Problem details: Identify all lines of the data containing the string "Tasas" and copy them.

Listed records:
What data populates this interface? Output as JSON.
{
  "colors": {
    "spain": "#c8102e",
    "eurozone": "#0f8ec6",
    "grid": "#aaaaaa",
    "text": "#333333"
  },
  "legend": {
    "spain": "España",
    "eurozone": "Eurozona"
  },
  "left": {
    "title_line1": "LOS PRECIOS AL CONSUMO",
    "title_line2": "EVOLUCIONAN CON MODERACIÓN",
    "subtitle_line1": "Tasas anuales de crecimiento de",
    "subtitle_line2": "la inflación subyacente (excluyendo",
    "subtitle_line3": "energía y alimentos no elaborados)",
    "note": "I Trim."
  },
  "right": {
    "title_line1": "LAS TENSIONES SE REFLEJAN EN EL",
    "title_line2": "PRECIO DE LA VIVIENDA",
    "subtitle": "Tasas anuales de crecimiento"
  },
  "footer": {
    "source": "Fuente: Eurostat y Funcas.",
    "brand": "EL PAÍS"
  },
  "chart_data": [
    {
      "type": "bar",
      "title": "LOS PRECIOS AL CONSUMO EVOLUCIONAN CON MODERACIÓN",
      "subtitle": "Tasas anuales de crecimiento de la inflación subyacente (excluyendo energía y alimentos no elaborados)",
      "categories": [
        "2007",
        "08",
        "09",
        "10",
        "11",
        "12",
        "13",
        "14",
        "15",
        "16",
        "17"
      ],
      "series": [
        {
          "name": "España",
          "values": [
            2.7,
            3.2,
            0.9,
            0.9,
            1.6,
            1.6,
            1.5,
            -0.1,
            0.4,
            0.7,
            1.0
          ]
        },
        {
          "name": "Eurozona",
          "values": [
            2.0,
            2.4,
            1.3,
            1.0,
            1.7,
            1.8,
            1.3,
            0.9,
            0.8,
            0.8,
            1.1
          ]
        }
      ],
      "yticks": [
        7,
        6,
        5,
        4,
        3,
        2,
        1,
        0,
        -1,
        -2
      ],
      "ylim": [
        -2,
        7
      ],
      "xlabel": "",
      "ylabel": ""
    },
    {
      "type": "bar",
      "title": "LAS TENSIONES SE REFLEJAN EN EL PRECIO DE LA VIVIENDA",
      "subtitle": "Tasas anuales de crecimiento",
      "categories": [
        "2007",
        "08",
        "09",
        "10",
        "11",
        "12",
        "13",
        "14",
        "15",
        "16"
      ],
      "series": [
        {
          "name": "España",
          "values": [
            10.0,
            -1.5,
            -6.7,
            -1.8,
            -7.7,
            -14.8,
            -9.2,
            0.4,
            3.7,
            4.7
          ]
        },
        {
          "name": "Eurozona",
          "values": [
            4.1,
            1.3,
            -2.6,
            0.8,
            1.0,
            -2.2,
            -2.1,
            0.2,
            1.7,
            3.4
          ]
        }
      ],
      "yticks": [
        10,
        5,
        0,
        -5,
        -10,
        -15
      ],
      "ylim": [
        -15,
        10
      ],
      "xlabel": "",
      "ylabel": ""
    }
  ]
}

Completed task:
    "subtitle_line1": "Tasas anuales de crecimiento de",
    "subtitle": "Tasas anuales de crecimiento"
      "subtitle": "Tasas anuales de crecimiento de la inflación subyacente (excluyendo energía y alimentos no elaborados)",
      "subtitle": "Tasas anuales de crecimiento",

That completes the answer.